>> START
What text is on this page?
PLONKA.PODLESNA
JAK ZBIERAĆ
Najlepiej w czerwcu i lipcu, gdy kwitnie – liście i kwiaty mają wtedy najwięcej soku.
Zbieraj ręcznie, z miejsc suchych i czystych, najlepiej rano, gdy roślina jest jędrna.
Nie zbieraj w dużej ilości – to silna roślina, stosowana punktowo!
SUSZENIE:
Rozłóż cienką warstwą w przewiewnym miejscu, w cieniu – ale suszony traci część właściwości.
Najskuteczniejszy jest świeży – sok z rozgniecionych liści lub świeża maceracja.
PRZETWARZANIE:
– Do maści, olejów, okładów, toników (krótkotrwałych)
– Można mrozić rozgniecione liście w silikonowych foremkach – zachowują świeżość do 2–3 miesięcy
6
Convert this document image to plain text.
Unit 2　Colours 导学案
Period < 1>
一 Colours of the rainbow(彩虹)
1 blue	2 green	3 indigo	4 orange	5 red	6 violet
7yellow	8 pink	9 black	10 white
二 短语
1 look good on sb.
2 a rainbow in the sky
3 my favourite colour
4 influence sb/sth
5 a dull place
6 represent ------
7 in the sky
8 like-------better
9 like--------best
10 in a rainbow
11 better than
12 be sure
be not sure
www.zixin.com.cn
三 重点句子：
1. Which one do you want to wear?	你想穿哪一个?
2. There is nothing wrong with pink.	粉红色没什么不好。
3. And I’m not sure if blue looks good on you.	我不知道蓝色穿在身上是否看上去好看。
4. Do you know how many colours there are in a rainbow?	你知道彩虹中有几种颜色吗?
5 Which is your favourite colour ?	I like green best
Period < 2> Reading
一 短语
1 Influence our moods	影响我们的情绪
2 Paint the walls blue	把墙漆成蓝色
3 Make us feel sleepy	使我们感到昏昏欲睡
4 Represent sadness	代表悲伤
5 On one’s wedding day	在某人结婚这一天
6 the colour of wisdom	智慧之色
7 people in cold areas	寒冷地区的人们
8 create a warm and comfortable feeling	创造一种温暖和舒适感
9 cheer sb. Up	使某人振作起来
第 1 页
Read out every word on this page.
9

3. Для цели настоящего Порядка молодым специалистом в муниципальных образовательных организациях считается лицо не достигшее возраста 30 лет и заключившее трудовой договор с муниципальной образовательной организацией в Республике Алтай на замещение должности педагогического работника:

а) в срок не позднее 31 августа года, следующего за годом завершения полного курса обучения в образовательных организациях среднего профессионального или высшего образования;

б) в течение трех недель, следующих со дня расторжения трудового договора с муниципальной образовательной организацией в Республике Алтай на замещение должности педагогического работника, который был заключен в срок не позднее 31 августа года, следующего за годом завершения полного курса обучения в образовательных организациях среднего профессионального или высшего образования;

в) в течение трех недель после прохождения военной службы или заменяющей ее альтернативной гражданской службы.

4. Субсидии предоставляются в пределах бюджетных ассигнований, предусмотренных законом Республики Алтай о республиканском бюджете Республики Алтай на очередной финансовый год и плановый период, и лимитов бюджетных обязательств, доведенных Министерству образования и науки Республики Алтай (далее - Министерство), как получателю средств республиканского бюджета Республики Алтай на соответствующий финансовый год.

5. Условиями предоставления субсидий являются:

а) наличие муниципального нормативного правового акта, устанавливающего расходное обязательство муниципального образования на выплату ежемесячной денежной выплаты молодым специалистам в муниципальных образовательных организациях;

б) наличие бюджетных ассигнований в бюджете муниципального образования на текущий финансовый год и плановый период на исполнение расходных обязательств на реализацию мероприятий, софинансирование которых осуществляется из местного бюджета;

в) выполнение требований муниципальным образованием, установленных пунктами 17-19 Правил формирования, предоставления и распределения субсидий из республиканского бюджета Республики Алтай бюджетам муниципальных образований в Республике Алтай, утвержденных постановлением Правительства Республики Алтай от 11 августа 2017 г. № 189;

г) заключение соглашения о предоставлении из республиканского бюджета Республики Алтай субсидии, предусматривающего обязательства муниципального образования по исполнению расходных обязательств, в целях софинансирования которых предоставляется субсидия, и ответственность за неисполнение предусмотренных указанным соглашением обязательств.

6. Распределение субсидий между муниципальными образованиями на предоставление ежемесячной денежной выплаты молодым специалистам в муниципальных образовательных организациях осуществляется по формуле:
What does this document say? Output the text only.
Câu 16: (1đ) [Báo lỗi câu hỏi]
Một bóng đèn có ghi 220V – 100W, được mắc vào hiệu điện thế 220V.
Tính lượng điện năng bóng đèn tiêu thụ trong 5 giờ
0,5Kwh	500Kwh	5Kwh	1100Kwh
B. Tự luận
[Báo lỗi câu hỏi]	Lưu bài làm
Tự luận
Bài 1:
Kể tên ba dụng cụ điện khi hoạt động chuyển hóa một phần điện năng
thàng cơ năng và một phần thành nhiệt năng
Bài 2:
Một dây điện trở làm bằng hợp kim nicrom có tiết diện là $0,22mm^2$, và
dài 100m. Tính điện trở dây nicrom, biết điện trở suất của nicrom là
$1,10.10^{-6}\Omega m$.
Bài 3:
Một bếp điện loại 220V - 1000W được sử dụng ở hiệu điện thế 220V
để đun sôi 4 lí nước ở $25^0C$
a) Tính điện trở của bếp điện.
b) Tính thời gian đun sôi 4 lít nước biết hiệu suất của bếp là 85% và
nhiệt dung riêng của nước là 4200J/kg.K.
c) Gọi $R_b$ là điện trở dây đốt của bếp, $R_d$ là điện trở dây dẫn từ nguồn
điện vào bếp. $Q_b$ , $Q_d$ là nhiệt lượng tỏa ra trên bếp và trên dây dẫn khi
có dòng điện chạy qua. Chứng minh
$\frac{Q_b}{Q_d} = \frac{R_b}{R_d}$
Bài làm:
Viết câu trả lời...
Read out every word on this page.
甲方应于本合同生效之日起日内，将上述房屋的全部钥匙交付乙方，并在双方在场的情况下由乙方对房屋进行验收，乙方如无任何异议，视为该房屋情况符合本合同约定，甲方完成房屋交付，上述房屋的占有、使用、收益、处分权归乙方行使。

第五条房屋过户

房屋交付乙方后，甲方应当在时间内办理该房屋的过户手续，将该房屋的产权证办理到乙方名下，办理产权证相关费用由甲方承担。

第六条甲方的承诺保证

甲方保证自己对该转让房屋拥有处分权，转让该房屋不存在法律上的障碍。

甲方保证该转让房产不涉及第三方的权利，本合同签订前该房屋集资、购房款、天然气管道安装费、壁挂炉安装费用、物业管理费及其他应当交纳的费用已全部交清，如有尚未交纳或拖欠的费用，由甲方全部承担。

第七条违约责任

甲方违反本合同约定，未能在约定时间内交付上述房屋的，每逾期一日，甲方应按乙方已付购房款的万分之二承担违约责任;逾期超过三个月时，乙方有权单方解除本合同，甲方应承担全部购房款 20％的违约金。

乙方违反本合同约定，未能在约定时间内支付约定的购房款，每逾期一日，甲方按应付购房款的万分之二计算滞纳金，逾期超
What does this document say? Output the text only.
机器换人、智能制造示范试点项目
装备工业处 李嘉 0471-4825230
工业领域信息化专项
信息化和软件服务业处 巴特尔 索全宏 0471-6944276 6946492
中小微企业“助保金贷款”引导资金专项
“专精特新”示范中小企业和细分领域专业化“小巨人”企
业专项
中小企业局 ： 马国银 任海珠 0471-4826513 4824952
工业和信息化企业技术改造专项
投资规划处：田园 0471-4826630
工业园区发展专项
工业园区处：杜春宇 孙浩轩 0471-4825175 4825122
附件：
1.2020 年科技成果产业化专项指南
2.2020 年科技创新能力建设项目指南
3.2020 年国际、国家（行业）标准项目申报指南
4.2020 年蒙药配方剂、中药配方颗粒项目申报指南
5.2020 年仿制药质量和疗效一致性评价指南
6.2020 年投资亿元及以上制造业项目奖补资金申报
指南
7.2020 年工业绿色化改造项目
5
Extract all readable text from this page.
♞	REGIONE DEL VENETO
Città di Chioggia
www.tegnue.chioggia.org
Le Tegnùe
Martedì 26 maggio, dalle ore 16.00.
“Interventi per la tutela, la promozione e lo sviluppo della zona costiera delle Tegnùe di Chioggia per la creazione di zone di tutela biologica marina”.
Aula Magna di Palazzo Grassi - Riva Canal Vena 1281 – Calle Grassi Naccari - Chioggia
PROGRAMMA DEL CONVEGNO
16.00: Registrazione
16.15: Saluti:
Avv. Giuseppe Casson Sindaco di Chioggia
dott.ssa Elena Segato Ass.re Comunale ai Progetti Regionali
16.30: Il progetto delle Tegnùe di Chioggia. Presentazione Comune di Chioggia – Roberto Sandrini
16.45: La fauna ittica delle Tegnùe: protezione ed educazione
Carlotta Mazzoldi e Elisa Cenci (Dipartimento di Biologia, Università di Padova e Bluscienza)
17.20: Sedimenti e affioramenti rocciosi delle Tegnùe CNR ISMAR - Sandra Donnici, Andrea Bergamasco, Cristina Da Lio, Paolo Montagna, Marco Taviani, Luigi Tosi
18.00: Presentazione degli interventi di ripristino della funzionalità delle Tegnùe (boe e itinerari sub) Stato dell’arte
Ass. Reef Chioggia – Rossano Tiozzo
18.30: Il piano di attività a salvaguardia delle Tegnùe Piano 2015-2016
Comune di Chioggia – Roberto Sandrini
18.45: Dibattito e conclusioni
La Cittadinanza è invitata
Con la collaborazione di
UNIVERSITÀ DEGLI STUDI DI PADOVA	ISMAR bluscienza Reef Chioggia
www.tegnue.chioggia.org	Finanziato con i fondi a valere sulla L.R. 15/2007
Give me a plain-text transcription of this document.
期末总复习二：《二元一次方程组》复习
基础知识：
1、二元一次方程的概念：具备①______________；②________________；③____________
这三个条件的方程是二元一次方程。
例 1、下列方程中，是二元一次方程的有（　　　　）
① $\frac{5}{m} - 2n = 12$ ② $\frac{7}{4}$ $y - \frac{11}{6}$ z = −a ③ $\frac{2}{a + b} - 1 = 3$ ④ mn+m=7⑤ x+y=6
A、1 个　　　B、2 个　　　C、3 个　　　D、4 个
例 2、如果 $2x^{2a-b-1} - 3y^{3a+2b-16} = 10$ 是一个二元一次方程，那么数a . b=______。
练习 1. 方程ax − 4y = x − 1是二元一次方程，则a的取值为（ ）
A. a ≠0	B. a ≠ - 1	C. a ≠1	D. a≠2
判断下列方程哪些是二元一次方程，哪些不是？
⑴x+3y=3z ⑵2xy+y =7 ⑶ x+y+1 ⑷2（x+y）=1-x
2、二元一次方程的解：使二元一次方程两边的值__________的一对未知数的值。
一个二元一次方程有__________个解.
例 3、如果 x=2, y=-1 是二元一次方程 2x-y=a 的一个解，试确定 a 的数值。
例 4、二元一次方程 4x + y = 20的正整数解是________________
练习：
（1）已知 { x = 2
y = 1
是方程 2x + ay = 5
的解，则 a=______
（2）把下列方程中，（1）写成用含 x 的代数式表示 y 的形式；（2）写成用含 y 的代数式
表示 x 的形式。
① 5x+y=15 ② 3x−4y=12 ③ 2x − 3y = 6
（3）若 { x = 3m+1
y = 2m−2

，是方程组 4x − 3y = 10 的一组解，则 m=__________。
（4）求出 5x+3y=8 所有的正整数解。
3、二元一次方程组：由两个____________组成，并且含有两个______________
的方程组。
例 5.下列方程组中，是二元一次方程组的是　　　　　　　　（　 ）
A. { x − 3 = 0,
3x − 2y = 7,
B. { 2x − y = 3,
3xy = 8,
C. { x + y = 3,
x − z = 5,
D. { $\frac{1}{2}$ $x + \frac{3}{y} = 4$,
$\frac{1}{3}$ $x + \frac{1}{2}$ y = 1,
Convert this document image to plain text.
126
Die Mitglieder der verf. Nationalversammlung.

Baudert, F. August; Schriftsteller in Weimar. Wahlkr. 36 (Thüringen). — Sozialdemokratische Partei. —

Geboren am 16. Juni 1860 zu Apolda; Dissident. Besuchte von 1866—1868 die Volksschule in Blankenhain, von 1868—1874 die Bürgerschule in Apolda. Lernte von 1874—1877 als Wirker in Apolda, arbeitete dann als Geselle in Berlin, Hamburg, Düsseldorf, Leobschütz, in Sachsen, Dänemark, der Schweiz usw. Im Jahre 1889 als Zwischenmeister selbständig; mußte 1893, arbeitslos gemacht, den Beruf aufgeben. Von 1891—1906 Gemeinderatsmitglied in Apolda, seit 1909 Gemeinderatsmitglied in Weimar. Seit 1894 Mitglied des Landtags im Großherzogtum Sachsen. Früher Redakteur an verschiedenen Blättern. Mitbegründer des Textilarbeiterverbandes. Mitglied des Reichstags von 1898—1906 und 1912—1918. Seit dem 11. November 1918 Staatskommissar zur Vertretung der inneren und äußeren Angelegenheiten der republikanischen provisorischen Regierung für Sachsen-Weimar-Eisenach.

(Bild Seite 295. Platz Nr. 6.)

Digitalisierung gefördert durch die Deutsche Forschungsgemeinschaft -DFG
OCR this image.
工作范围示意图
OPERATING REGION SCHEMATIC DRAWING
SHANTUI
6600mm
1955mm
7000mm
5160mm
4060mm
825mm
>> END
## WHAT TO PRODUCE
Report how many lines of the data contain the word "года", using the number alone.

## RESPONSE BELOW
2